EXCERPT PROVIDED
[Start of Attachment]
In the wave of digital transformation, application performance monitoring (APM) has become an important cornerstone to ensure the stable operation of systems. However, traditional APM systems can only provide system-level performance data and cannot go deep into the business core. The custom metric collection feature of Alibaba Cloud Application Real-Time Monitoring Service (ARMS) breaks through this limitation and enables monitoring to become a real booster for business growth.
Traditional APM systems generally focus on the following system-level metrics:
● CPU utilization and memory usage
● Request response time and throughput
● Database query performance
● API call success rate
These metrics are often designed to resolve business performance issues, errors, and slow responses. They can hardly reflect the business operation directly. Therefore, monitoring blind spots occur in the following business scenarios:
During sales promotions such as Double 11, the CPU and memory metrics of the system may run as expected. However, business issues often cannot be detected in time by using system metrics, such as a sudden drop in the order conversion rate or an anomaly in the payment success rate.
For an e-commerce system, the key business metrics include:
● Real-time order quantity and order amount
● Product inventory
● Conversion rate from the shopping cart
● Coupon usage
● Refund rate
These business metrics directly reflect business health and operational efficiency. However, these business metrics cannot be collected by traditional APM systems.
[End of Attachment]
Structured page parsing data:
[Start of Attachment]
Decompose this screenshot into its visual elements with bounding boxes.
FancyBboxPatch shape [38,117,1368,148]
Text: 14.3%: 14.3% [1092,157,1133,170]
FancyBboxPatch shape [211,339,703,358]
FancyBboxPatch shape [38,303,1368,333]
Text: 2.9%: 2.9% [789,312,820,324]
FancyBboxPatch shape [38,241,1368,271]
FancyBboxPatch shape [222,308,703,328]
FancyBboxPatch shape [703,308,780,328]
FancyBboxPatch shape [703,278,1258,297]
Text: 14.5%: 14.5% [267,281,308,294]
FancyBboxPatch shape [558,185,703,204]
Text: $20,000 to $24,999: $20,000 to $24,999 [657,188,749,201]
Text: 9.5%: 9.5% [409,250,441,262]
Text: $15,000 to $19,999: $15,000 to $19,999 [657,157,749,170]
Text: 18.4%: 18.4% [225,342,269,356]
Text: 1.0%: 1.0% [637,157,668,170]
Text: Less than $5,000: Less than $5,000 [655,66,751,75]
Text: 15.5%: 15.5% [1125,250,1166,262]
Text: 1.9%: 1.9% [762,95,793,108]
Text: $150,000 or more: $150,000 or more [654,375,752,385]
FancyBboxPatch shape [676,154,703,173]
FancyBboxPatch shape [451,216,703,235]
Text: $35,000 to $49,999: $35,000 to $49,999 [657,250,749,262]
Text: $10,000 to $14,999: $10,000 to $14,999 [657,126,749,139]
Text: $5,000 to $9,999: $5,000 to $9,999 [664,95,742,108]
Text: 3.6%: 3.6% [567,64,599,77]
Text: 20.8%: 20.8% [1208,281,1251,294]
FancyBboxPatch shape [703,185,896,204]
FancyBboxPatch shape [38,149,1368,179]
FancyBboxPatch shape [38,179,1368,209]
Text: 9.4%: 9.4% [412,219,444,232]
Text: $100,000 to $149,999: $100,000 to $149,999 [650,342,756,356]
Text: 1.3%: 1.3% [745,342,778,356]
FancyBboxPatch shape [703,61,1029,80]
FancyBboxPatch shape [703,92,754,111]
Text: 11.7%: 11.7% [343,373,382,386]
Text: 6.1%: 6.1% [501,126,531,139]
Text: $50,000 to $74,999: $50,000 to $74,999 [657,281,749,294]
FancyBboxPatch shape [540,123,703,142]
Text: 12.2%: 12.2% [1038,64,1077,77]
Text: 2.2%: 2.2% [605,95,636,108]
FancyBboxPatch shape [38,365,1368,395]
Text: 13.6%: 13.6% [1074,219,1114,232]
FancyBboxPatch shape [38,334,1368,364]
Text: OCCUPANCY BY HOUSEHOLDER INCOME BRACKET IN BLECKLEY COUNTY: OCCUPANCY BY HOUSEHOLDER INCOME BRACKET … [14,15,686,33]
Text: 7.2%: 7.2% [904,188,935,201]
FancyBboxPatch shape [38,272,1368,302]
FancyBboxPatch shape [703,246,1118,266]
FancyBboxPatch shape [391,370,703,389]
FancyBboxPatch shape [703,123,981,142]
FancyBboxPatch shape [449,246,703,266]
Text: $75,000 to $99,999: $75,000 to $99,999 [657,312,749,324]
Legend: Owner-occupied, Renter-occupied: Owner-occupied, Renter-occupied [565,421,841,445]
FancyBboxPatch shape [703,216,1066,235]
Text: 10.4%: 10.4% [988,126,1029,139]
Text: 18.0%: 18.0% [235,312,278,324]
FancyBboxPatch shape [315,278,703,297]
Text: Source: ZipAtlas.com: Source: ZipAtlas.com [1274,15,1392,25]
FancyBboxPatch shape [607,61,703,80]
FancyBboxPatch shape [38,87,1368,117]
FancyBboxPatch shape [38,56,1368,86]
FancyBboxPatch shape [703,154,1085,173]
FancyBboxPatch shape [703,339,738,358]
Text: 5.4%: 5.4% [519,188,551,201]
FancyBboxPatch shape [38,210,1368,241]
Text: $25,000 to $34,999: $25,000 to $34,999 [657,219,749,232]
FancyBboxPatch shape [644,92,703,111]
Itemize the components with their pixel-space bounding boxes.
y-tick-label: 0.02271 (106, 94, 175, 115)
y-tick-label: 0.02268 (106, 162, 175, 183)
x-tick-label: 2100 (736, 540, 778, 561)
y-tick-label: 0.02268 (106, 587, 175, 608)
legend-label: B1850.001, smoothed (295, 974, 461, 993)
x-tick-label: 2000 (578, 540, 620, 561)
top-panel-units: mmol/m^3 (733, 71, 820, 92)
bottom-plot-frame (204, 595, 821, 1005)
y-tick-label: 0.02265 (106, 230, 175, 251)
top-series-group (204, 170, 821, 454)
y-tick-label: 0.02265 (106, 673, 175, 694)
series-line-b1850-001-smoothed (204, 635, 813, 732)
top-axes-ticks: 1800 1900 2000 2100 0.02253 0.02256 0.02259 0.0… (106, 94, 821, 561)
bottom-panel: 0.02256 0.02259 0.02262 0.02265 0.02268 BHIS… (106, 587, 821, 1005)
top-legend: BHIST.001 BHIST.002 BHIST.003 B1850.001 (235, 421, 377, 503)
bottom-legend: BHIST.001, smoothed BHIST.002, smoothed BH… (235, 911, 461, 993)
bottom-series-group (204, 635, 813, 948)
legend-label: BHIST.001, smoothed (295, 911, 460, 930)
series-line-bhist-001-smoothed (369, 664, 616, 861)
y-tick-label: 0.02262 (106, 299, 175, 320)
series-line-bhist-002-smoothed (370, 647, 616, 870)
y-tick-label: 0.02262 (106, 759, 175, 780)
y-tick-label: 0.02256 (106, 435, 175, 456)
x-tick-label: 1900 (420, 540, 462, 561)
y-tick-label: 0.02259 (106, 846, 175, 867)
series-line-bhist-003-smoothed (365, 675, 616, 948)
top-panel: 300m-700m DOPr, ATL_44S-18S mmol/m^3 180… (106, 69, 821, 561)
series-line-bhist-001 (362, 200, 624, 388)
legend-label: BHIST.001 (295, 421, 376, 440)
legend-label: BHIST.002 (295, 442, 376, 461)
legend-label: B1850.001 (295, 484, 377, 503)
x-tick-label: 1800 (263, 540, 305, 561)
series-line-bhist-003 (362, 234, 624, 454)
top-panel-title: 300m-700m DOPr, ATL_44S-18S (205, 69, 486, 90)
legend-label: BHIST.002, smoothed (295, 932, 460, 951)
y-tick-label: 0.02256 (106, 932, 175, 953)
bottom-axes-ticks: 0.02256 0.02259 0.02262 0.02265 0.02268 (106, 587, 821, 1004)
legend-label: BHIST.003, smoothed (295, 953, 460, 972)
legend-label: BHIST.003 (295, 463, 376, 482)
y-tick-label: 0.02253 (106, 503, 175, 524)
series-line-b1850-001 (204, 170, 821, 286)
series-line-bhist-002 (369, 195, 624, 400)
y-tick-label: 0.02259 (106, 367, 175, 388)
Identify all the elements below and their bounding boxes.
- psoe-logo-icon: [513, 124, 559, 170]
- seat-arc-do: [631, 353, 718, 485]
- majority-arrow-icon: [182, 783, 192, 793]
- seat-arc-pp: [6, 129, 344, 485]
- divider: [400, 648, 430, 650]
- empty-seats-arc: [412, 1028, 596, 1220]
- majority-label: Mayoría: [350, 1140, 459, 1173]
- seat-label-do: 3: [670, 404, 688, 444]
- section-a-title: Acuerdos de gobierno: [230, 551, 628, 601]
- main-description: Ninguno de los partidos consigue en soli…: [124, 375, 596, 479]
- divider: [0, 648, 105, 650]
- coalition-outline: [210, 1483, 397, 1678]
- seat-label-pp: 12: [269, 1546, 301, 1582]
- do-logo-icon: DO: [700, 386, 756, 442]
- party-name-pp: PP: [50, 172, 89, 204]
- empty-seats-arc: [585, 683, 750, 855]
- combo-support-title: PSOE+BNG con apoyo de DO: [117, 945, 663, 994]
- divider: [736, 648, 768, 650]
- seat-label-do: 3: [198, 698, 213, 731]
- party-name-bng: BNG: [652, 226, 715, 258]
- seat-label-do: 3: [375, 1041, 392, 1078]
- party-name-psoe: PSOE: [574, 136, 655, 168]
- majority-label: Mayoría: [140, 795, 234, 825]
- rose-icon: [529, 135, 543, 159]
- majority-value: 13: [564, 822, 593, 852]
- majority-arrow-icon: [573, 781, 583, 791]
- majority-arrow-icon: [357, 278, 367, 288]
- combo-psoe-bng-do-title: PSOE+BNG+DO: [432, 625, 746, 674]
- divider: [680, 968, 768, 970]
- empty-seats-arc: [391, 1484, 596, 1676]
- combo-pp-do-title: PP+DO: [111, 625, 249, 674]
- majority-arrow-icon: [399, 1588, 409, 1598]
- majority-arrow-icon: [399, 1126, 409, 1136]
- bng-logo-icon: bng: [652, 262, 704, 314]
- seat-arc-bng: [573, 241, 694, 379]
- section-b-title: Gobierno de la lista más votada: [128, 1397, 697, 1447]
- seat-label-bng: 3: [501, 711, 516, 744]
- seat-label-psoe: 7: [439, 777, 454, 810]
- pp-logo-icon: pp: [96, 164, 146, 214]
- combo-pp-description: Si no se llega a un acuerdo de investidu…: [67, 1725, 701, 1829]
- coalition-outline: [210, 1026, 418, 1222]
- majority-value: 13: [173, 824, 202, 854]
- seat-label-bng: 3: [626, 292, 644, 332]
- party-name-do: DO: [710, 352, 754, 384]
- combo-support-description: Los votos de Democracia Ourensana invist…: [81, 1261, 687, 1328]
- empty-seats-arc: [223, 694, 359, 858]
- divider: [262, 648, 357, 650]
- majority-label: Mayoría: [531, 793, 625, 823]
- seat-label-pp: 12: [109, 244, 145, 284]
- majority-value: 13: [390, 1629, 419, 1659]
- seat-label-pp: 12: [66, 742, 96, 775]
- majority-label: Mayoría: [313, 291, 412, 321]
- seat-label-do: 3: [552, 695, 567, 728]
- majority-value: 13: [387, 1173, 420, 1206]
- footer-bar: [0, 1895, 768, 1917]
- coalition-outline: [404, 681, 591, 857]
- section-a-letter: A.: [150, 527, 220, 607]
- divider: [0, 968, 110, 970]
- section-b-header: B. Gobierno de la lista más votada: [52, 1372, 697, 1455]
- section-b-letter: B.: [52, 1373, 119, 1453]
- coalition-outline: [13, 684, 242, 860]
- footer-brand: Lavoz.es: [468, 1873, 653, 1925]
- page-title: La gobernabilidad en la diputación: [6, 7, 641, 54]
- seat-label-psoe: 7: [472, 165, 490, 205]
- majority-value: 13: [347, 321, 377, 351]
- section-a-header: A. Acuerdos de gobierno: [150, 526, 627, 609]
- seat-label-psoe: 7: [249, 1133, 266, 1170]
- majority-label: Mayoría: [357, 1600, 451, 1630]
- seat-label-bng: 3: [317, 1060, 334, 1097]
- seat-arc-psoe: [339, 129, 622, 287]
[End of Attachment]
WORK INSTRUCTION A
Answer these questions from the ARMS text:
(i) What is the full name of the Alibaba Cloud service abbreviated as ARMS?
(ii) Which sales promotion is given as an example?
(iii) What does the text say traditional APM systems can provide?
WORK INSTRUCTION B
Output the stretch of the ARMS text from "In the wave" through "for business growth.", word for word.
WORK INSTRUCTION C
List every key business metric that the ARMS text names for an e-commerce system.

WRITTEN RESPONSE A
(i) Application Real-Time Monitoring Service
(ii) Double 11
(iii) Only system-level performance data

WRITTEN RESPONSE B
In the wave of digital transformation, application performance monitoring (APM) has become an important cornerstone to ensure the stable operation of systems. However, traditional APM systems can only provide system-level performance data and cannot go deep into the business core. The custom metric collection feature of Alibaba Cloud Application Real-Time Monitoring Service (ARMS) breaks through this limitation and enables monitoring to become a real booster for business growth.

WRITTEN RESPONSE C
- Real-time order quantity and order amount
- Product inventory
- Conversion rate from the shopping cart
- Coupon usage
- Refund rate